Required work:
a) In the open source essay, list every pair of opposing descriptions the author gives for how the theory of contribution can strike a reader.
b) Return the passage of the open source essay from "September 29, 2018" up to and including "come to it.", word for word.

──────── Text section ────────

September 29, 2018

Coded Language against the timid imagery of open source exceptionalism

A couple weeks back, I ran across an old argument for open source I hadn’t seen in years. Reading with fresh eyes, it struck me as a perfect example of a theory of contribution that’s either seductively cogent or painfully bunk, empowering or debilitating, fair or utterly rigged, depending on how you come to it.

The argument goes essentially thus: Companies use technology to offer valuable products and services. Some of their technology is differentiating, setting them apart from their competitors in customers’ eyes. But a great deal more is nondifferentiating, enabling them to meet baseline business needs shared with many other firms. Since there’s no competitive advantage in nondifferentiating technology, there’s no competitive disadvantage in sharing it across company lines. In fact, the only advantage to be had is paying less, via cost sharing, more efficient production, or both. That’s what open source does for software. So nondifferentiating software ought to be open source.

──────── Data section ────────

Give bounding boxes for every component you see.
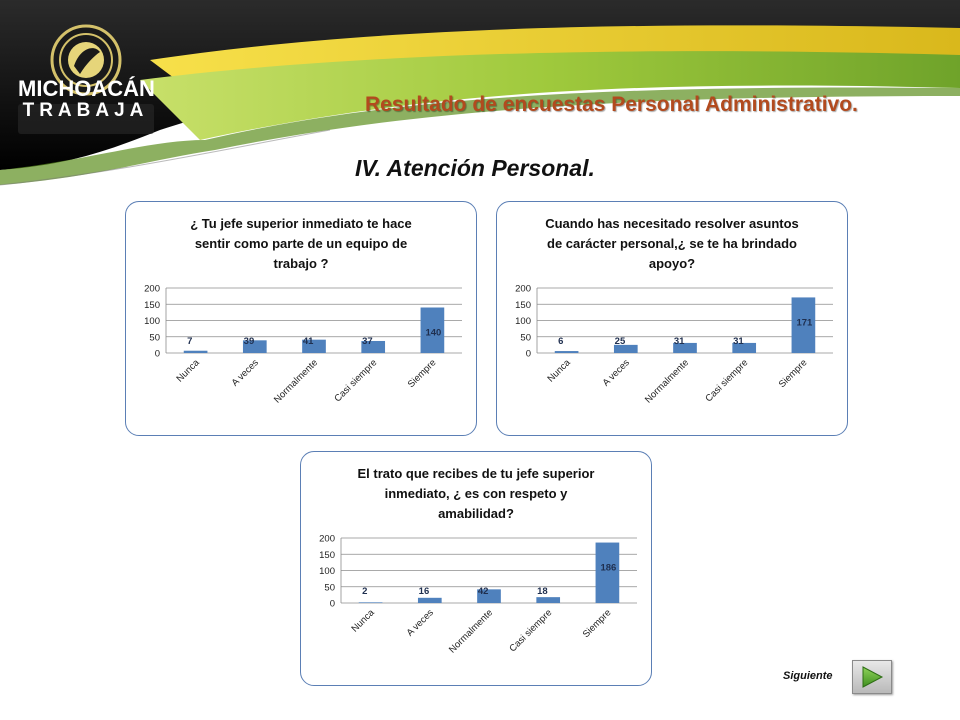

────────

Responses to the exercise:
a)
- seductively cogent or painfully bunk
- empowering or debilitating
- fair or utterly rigged

b)
September 29, 2018

Coded Language against the timid imagery of open source exceptionalism

A couple weeks back, I ran across an old argument for open source I hadn’t seen in years. Reading with fresh eyes, it struck me as a perfect example of a theory of contribution that’s either seductively cogent or painfully bunk, empowering or debilitating, fair or utterly rigged, depending on how you come to it.